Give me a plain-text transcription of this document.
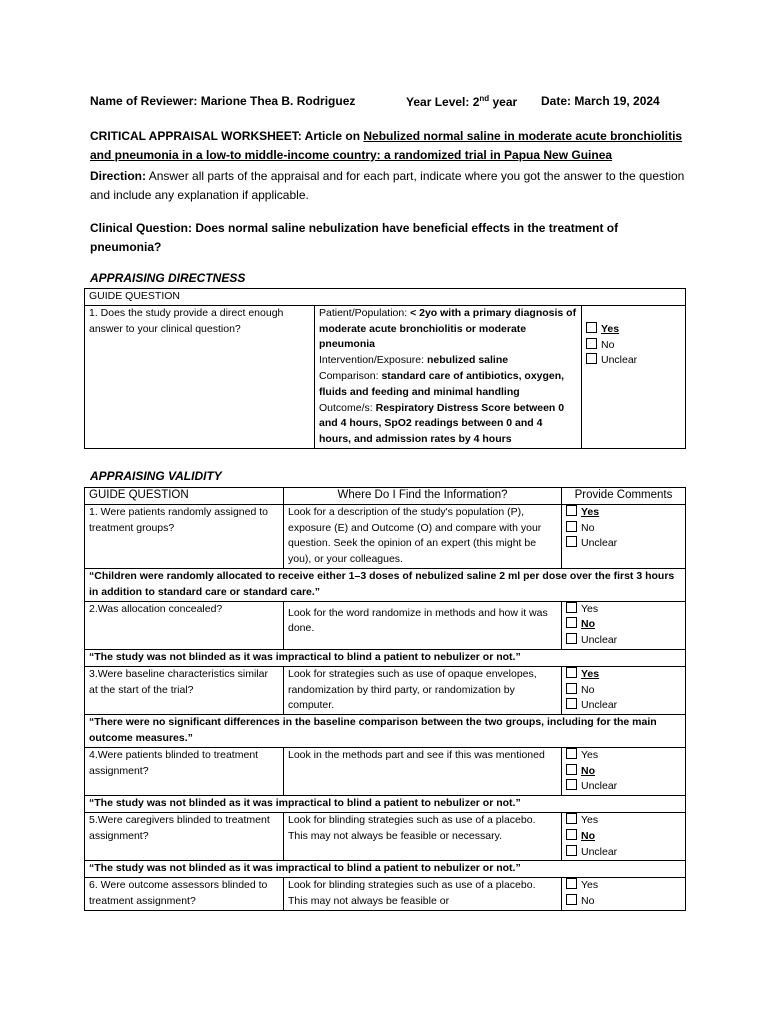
Name of Reviewer: Marione Thea B. Rodriguez	Year Level: 2nd year Date: March 19, 2024
CRITICAL APPRAISAL WORKSHEET: Article on Nebulized normal saline in moderate acute bronchiolitis and pneumonia in a low-to middle-income country: a randomized trial in Papua New Guinea
Direction: Answer all parts of the appraisal and for each part, indicate where you got the answer to the question and include any explanation if applicable.
Clinical Question: Does normal saline nebulization have beneficial effects in the treatment of pneumonia?
APPRAISING DIRECTNESS
GUIDE QUESTION
1. Does the study provide a direct enough answer to your clinical question?	Patient/Population: < 2yo with a primary diagnosis of moderate acute bronchiolitis or moderate pneumonia
Intervention/Exposure: nebulized saline
Comparison: standard care of antibiotics, oxygen, fluids and feeding and minimal handling
Outcome/s: Respiratory Distress Score between 0 and 4 hours, SpO2 readings between 0 and 4 hours, and admission rates by 4 hours	
Yes
No
Unclear
APPRAISING VALIDITY
GUIDE QUESTION	Where Do I Find the Information?	Provide Comments
1. Were patients randomly assigned to treatment groups?	Look for a description of the study's population (P), exposure (E) and Outcome (O) and compare with your question. Seek the opinion of an expert (this might be you), or your colleagues.	Yes
No
Unclear

“Children were randomly allocated to receive either 1–3 doses of nebulized saline 2 ml per dose over the first 3 hours in addition to standard care or standard care.”		
2.Was allocation concealed?	Look for the word randomize in methods and how it was done.	Yes
No
Unclear

“The study was not blinded as it was impractical to blind a patient to nebulizer or not.”		
3.Were baseline characteristics similar at the start of the trial?	Look for strategies such as use of opaque envelopes, randomization by third party, or randomization by computer.	Yes
No
Unclear

“There were no significant differences in the baseline comparison between the two groups, including for the main outcome measures.”		
4.Were patients blinded to treatment assignment?	Look in the methods part and see if this was mentioned	Yes
No
Unclear

“The study was not blinded as it was impractical to blind a patient to nebulizer or not.”		
5.Were caregivers blinded to treatment assignment?	Look for blinding strategies such as use of a placebo. This may not always be feasible or necessary.	Yes
No
Unclear

“The study was not blinded as it was impractical to blind a patient to nebulizer or not.”		
6. Were outcome assessors blinded to treatment assignment?	Look for blinding strategies such as use of a placebo. This may not always be feasible or	Yes
No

> _YOUR INSTRUCTIONS_
A word-for-word copy of all the data, without pictures, is the expected output.

> _ANSWER SECTION_
Give me a plain-text transcription of this document.
Name of Reviewer: Marione Thea B. Rodriguez	Year Level: 2nd year Date: March 19, 2024
CRITICAL APPRAISAL WORKSHEET: Article on Nebulized normal saline in moderate acute bronchiolitis and pneumonia in a low-to middle-income country: a randomized trial in Papua New Guinea
Direction: Answer all parts of the appraisal and for each part, indicate where you got the answer to the question and include any explanation if applicable.
Clinical Question: Does normal saline nebulization have beneficial effects in the treatment of pneumonia?
APPRAISING DIRECTNESS
GUIDE QUESTION
1. Does the study provide a direct enough answer to your clinical question?	Patient/Population: < 2yo with a primary diagnosis of moderate acute bronchiolitis or moderate pneumonia
Intervention/Exposure: nebulized saline
Comparison: standard care of antibiotics, oxygen, fluids and feeding and minimal handling
Outcome/s: Respiratory Distress Score between 0 and 4 hours, SpO2 readings between 0 and 4 hours, and admission rates by 4 hours	
Yes
No
Unclear
APPRAISING VALIDITY
GUIDE QUESTION	Where Do I Find the Information?	Provide Comments
1. Were patients randomly assigned to treatment groups?	Look for a description of the study's population (P), exposure (E) and Outcome (O) and compare with your question. Seek the opinion of an expert (this might be you), or your colleagues.	Yes
No
Unclear

“Children were randomly allocated to receive either 1–3 doses of nebulized saline 2 ml per dose over the first 3 hours in addition to standard care or standard care.”		
2.Was allocation concealed?	Look for the word randomize in methods and how it was done.	Yes
No
Unclear

“The study was not blinded as it was impractical to blind a patient to nebulizer or not.”		
3.Were baseline characteristics similar at the start of the trial?	Look for strategies such as use of opaque envelopes, randomization by third party, or randomization by computer.	Yes
No
Unclear

“There were no significant differences in the baseline comparison between the two groups, including for the main outcome measures.”		
4.Were patients blinded to treatment assignment?	Look in the methods part and see if this was mentioned	Yes
No
Unclear

“The study was not blinded as it was impractical to blind a patient to nebulizer or not.”		
5.Were caregivers blinded to treatment assignment?	Look for blinding strategies such as use of a placebo. This may not always be feasible or necessary.	Yes
No
Unclear

“The study was not blinded as it was impractical to blind a patient to nebulizer or not.”		
6. Were outcome assessors blinded to treatment assignment?	Look for blinding strategies such as use of a placebo. This may not always be feasible or	Yes
No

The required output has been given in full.